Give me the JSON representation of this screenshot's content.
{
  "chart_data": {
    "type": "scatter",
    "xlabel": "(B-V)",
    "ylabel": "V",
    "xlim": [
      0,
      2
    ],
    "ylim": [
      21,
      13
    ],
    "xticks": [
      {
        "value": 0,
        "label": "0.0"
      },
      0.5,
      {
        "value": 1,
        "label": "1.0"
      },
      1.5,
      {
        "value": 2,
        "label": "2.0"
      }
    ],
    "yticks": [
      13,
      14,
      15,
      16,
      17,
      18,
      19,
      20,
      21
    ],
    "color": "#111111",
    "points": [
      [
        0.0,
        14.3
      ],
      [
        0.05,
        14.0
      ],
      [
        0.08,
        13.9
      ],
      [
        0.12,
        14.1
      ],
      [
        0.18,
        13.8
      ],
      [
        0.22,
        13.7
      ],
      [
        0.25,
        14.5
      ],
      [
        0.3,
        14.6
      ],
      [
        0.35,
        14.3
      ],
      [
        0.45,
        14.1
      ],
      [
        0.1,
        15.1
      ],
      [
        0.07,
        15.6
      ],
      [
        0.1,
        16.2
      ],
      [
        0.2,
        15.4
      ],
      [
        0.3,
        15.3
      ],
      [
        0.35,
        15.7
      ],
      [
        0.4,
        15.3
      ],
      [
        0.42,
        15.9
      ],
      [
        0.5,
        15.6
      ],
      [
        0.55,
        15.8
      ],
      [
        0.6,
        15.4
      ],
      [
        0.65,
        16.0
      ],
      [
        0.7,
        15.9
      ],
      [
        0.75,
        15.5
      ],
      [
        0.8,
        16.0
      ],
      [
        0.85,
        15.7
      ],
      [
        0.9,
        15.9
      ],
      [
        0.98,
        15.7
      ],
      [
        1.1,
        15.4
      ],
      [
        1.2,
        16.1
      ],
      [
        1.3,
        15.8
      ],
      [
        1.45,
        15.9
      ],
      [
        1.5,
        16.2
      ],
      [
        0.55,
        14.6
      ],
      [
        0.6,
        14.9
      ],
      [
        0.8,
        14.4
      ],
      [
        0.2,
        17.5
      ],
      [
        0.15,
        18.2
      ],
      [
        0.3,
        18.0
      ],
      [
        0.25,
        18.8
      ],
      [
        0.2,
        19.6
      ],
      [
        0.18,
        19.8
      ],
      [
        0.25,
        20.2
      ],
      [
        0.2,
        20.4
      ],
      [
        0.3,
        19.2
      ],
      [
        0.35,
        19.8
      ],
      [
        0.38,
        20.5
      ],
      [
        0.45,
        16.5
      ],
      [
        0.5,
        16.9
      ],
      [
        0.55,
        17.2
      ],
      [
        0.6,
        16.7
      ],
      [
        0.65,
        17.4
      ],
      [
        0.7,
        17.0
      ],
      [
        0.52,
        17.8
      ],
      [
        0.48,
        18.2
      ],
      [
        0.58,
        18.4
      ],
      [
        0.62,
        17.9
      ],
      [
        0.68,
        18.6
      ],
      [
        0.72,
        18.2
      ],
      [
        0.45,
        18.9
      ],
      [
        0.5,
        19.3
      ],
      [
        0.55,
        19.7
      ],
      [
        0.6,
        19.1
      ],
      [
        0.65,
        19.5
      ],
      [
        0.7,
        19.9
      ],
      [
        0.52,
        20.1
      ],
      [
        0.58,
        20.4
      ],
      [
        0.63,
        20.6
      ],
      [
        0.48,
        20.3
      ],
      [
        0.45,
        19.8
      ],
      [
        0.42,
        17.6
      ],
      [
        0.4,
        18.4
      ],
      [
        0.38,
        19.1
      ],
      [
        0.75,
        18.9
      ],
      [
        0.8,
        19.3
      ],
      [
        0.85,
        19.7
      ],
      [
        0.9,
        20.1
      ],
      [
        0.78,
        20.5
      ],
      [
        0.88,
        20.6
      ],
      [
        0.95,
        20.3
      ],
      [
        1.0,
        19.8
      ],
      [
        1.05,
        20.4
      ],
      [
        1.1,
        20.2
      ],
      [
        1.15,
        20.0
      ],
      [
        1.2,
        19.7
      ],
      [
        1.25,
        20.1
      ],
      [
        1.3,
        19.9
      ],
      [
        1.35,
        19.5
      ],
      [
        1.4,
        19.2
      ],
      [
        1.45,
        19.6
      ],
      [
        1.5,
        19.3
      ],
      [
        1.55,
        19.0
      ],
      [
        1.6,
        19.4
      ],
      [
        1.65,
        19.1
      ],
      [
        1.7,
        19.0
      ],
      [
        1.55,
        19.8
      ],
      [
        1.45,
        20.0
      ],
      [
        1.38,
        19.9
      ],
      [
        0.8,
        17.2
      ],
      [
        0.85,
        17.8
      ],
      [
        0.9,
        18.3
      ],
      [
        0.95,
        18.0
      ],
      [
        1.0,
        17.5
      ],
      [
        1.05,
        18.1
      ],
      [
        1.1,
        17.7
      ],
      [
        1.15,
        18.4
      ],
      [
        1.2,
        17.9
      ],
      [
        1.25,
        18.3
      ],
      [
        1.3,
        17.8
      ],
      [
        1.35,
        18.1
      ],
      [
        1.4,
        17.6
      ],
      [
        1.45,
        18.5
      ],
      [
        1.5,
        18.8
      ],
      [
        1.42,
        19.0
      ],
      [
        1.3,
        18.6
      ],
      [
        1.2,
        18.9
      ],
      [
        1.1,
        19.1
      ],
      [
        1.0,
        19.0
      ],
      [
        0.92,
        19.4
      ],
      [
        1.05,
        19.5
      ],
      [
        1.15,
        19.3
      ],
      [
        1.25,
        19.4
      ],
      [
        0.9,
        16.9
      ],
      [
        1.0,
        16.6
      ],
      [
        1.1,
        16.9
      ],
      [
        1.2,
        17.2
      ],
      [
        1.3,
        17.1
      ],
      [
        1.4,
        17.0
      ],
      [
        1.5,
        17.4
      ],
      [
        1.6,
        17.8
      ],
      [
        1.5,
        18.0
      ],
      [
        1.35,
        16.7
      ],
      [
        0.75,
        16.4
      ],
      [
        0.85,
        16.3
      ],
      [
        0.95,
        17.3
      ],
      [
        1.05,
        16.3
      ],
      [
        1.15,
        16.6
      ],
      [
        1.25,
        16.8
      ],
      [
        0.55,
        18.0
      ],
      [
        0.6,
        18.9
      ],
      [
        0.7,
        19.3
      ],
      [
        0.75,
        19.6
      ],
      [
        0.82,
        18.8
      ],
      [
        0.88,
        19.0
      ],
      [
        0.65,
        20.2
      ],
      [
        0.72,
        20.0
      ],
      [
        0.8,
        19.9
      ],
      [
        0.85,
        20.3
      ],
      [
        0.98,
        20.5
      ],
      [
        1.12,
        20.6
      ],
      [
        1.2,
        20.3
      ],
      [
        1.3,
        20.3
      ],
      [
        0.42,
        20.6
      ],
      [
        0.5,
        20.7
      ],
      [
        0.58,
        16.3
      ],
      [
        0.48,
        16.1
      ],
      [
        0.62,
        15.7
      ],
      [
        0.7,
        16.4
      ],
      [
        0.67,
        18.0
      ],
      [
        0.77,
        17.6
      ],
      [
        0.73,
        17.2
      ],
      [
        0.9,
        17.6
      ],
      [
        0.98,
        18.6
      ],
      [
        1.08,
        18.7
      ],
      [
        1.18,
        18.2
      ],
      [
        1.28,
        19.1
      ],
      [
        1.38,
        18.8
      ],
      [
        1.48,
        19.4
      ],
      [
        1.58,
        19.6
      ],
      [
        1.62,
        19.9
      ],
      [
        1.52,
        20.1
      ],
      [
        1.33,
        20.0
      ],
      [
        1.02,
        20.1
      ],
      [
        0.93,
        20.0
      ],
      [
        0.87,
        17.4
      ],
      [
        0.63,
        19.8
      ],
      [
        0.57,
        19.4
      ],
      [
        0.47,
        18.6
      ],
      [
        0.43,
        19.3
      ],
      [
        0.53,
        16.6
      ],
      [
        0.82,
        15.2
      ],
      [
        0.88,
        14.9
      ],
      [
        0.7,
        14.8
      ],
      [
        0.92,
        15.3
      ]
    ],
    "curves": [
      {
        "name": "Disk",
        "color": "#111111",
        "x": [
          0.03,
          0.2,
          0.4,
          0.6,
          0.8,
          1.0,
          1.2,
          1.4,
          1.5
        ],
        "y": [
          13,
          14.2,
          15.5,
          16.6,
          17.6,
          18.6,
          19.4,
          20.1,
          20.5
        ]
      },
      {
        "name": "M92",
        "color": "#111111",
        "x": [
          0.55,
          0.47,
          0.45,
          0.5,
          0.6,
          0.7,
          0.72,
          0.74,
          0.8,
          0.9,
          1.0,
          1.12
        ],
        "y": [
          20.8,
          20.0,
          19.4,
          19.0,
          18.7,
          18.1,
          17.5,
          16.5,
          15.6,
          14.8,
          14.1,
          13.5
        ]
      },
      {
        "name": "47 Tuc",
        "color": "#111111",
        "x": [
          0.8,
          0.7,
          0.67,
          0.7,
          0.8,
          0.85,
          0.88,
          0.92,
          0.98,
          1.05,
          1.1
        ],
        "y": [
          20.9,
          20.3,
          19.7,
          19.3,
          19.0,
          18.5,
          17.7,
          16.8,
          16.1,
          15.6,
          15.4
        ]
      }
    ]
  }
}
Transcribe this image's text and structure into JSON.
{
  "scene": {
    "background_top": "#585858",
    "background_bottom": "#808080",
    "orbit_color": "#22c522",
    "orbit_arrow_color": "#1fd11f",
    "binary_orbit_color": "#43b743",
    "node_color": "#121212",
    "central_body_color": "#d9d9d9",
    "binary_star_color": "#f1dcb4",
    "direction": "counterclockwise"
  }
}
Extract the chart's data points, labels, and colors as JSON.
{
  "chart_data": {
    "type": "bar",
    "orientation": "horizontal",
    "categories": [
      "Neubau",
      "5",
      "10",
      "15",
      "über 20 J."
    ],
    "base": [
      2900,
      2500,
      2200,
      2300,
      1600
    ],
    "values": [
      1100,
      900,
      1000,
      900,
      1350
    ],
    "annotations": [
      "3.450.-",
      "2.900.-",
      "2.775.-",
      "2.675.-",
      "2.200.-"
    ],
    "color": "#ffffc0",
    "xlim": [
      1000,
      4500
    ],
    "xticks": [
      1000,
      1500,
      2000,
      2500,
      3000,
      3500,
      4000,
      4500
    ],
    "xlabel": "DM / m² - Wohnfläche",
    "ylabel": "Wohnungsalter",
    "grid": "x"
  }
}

- [SHORT TASK] Look through the material above and pick out each line holding the word "points".

- [TASK ANSWER]
    "points": [
Extract the chart's data points, labels, and colors as JSON.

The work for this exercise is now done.